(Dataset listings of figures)
================================

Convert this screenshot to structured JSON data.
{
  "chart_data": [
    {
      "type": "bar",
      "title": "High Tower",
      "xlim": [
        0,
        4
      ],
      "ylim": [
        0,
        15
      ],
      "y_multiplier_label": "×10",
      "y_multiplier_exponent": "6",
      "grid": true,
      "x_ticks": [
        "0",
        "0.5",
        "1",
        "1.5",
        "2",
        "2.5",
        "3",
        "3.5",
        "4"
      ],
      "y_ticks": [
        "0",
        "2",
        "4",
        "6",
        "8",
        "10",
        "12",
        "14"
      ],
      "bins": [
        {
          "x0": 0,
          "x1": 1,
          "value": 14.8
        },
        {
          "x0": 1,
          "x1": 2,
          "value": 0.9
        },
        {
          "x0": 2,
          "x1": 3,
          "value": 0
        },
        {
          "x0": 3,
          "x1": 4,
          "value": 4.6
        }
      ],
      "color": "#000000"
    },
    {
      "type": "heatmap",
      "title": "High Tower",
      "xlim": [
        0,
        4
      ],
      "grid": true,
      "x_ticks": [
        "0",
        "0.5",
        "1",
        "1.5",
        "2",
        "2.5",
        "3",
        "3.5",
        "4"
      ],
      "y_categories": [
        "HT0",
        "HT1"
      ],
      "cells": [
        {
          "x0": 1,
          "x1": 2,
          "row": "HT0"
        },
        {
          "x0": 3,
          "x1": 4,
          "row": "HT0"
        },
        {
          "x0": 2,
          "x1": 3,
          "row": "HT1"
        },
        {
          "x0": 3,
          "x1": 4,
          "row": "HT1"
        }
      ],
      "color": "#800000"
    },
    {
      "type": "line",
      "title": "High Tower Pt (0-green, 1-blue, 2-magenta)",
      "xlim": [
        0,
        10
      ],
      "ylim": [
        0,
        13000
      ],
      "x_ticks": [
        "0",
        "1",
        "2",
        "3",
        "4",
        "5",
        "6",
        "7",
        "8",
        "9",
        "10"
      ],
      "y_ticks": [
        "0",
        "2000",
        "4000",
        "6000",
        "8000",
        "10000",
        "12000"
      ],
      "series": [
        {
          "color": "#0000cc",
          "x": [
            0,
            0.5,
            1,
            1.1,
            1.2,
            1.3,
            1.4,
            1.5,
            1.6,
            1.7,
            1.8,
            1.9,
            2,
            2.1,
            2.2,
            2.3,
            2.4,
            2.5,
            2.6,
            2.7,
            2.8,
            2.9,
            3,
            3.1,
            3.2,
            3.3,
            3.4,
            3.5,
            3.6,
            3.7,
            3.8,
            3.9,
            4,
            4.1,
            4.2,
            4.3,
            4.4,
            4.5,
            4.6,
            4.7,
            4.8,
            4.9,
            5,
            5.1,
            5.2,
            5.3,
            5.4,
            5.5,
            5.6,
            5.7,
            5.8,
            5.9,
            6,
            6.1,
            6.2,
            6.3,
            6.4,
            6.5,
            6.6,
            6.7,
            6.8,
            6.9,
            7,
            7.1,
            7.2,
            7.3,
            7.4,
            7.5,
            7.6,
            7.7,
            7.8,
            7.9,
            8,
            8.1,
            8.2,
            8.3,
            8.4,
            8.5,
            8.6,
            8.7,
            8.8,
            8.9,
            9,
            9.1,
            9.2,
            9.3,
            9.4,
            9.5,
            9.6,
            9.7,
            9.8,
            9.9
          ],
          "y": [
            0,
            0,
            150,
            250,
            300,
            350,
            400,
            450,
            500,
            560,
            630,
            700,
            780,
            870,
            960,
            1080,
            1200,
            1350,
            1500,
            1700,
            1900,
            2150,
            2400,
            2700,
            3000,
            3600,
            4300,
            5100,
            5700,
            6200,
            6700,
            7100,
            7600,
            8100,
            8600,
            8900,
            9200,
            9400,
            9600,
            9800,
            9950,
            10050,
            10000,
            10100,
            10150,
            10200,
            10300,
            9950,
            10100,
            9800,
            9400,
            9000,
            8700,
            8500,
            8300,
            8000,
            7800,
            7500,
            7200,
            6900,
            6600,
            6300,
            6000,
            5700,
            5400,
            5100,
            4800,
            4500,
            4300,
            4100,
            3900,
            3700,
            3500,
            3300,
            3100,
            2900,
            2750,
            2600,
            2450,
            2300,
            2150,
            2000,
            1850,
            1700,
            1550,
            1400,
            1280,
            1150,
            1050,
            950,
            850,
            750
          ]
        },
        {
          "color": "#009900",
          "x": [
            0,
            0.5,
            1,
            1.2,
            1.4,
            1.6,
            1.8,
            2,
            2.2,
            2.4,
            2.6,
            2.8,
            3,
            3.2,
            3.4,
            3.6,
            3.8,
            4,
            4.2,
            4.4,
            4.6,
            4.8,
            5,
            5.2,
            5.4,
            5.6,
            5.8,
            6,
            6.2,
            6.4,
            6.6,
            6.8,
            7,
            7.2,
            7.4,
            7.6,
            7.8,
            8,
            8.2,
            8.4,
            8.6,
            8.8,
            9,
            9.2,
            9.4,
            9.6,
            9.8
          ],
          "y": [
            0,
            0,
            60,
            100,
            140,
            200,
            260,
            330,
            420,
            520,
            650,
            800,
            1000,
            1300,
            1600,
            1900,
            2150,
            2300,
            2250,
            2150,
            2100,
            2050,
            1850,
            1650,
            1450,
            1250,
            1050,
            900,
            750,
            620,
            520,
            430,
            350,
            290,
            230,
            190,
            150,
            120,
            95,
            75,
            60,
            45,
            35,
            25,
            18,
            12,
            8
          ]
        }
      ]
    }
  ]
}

================================

— SHORT EXERCISE —
Of the lines in the material, how many include "color"? Respond with the number alone.

— EXPECTED ANSWER —
4